RECORD SET>

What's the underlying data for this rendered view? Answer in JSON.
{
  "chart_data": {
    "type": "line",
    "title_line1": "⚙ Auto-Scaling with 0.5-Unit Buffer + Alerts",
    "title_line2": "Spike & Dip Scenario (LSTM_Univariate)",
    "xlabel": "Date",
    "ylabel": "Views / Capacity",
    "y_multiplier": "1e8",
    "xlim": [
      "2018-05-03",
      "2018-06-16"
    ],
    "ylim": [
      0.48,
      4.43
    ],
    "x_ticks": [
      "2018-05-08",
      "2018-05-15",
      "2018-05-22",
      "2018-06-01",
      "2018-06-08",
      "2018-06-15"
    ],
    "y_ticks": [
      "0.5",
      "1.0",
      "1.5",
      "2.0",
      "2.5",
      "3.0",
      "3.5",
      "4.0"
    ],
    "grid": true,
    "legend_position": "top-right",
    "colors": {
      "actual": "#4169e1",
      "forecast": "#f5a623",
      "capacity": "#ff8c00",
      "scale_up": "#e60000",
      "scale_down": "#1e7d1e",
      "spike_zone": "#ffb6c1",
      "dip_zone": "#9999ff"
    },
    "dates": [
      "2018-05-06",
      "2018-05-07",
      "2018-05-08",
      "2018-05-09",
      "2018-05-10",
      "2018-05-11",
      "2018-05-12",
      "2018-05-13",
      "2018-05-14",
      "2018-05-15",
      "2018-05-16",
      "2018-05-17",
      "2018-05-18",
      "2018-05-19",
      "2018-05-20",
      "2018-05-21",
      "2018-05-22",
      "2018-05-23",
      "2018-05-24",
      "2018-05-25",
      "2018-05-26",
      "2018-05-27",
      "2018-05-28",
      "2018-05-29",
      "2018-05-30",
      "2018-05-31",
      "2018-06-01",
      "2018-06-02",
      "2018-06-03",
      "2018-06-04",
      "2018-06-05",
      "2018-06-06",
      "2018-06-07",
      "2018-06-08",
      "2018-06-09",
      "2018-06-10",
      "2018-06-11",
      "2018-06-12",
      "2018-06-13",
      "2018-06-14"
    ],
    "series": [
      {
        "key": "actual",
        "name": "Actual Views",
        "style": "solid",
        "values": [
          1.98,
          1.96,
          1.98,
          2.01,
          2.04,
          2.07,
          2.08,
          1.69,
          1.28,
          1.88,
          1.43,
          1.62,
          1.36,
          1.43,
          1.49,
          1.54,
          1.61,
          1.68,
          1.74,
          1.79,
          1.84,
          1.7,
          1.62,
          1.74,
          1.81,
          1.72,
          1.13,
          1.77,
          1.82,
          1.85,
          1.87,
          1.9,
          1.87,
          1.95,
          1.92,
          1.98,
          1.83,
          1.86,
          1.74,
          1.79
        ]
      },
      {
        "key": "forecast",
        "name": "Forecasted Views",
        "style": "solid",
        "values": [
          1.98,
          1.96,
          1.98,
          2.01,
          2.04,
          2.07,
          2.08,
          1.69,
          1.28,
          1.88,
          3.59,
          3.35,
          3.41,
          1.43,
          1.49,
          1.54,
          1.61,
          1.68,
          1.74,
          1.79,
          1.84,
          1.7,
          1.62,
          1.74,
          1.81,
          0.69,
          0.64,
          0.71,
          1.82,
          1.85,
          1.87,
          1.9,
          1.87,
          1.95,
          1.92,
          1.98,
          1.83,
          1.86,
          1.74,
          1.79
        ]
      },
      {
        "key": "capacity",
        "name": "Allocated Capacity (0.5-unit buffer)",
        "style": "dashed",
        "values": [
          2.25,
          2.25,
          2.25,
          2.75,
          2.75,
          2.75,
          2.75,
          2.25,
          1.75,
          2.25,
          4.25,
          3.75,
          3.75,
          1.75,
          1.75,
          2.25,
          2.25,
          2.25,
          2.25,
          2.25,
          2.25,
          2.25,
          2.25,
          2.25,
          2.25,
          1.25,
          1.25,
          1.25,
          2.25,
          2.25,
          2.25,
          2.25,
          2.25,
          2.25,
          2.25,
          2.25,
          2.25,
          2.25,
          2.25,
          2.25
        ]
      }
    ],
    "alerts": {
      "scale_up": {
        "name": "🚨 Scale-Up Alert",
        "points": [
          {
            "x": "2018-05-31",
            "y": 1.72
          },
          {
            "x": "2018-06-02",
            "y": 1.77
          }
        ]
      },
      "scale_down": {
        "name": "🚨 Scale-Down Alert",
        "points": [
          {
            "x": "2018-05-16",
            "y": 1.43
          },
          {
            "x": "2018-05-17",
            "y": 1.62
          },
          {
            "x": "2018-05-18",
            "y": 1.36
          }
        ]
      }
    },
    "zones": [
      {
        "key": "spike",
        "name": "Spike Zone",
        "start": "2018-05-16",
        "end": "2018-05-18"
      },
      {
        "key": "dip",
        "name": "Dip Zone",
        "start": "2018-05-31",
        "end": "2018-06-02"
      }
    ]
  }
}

PROBLEM TO SOLVE>
Give back the whole listing exactly as it reads.

EXPECTED OUTPUT>
What's the underlying data for this rendered view? Answer in JSON.
{
  "chart_data": {
    "type": "line",
    "title_line1": "⚙ Auto-Scaling with 0.5-Unit Buffer + Alerts",
    "title_line2": "Spike & Dip Scenario (LSTM_Univariate)",
    "xlabel": "Date",
    "ylabel": "Views / Capacity",
    "y_multiplier": "1e8",
    "xlim": [
      "2018-05-03",
      "2018-06-16"
    ],
    "ylim": [
      0.48,
      4.43
    ],
    "x_ticks": [
      "2018-05-08",
      "2018-05-15",
      "2018-05-22",
      "2018-06-01",
      "2018-06-08",
      "2018-06-15"
    ],
    "y_ticks": [
      "0.5",
      "1.0",
      "1.5",
      "2.0",
      "2.5",
      "3.0",
      "3.5",
      "4.0"
    ],
    "grid": true,
    "legend_position": "top-right",
    "colors": {
      "actual": "#4169e1",
      "forecast": "#f5a623",
      "capacity": "#ff8c00",
      "scale_up": "#e60000",
      "scale_down": "#1e7d1e",
      "spike_zone": "#ffb6c1",
      "dip_zone": "#9999ff"
    },
    "dates": [
      "2018-05-06",
      "2018-05-07",
      "2018-05-08",
      "2018-05-09",
      "2018-05-10",
      "2018-05-11",
      "2018-05-12",
      "2018-05-13",
      "2018-05-14",
      "2018-05-15",
      "2018-05-16",
      "2018-05-17",
      "2018-05-18",
      "2018-05-19",
      "2018-05-20",
      "2018-05-21",
      "2018-05-22",
      "2018-05-23",
      "2018-05-24",
      "2018-05-25",
      "2018-05-26",
      "2018-05-27",
      "2018-05-28",
      "2018-05-29",
      "2018-05-30",
      "2018-05-31",
      "2018-06-01",
      "2018-06-02",
      "2018-06-03",
      "2018-06-04",
      "2018-06-05",
      "2018-06-06",
      "2018-06-07",
      "2018-06-08",
      "2018-06-09",
      "2018-06-10",
      "2018-06-11",
      "2018-06-12",
      "2018-06-13",
      "2018-06-14"
    ],
    "series": [
      {
        "key": "actual",
        "name": "Actual Views",
        "style": "solid",
        "values": [
          1.98,
          1.96,
          1.98,
          2.01,
          2.04,
          2.07,
          2.08,
          1.69,
          1.28,
          1.88,
          1.43,
          1.62,
          1.36,
          1.43,
          1.49,
          1.54,
          1.61,
          1.68,
          1.74,
          1.79,
          1.84,
          1.7,
          1.62,
          1.74,
          1.81,
          1.72,
          1.13,
          1.77,
          1.82,
          1.85,
          1.87,
          1.9,
          1.87,
          1.95,
          1.92,
          1.98,
          1.83,
          1.86,
          1.74,
          1.79
        ]
      },
      {
        "key": "forecast",
        "name": "Forecasted Views",
        "style": "solid",
        "values": [
          1.98,
          1.96,
          1.98,
          2.01,
          2.04,
          2.07,
          2.08,
          1.69,
          1.28,
          1.88,
          3.59,
          3.35,
          3.41,
          1.43,
          1.49,
          1.54,
          1.61,
          1.68,
          1.74,
          1.79,
          1.84,
          1.7,
          1.62,
          1.74,
          1.81,
          0.69,
          0.64,
          0.71,
          1.82,
          1.85,
          1.87,
          1.9,
          1.87,
          1.95,
          1.92,
          1.98,
          1.83,
          1.86,
          1.74,
          1.79
        ]
      },
      {
        "key": "capacity",
        "name": "Allocated Capacity (0.5-unit buffer)",
        "style": "dashed",
        "values": [
          2.25,
          2.25,
          2.25,
          2.75,
          2.75,
          2.75,
          2.75,
          2.25,
          1.75,
          2.25,
          4.25,
          3.75,
          3.75,
          1.75,
          1.75,
          2.25,
          2.25,
          2.25,
          2.25,
          2.25,
          2.25,
          2.25,
          2.25,
          2.25,
          2.25,
          1.25,
          1.25,
          1.25,
          2.25,
          2.25,
          2.25,
          2.25,
          2.25,
          2.25,
          2.25,
          2.25,
          2.25,
          2.25,
          2.25,
          2.25
        ]
      }
    ],
    "alerts": {
      "scale_up": {
        "name": "🚨 Scale-Up Alert",
        "points": [
          {
            "x": "2018-05-31",
            "y": 1.72
          },
          {
            "x": "2018-06-02",
            "y": 1.77
          }
        ]
      },
      "scale_down": {
        "name": "🚨 Scale-Down Alert",
        "points": [
          {
            "x": "2018-05-16",
            "y": 1.43
          },
          {
            "x": "2018-05-17",
            "y": 1.62
          },
          {
            "x": "2018-05-18",
            "y": 1.36
          }
        ]
      }
    },
    "zones": [
      {
        "key": "spike",
        "name": "Spike Zone",
        "start": "2018-05-16",
        "end": "2018-05-18"
      },
      {
        "key": "dip",
        "name": "Dip Zone",
        "start": "2018-05-31",
        "end": "2018-06-02"
      }
    ]
  }
}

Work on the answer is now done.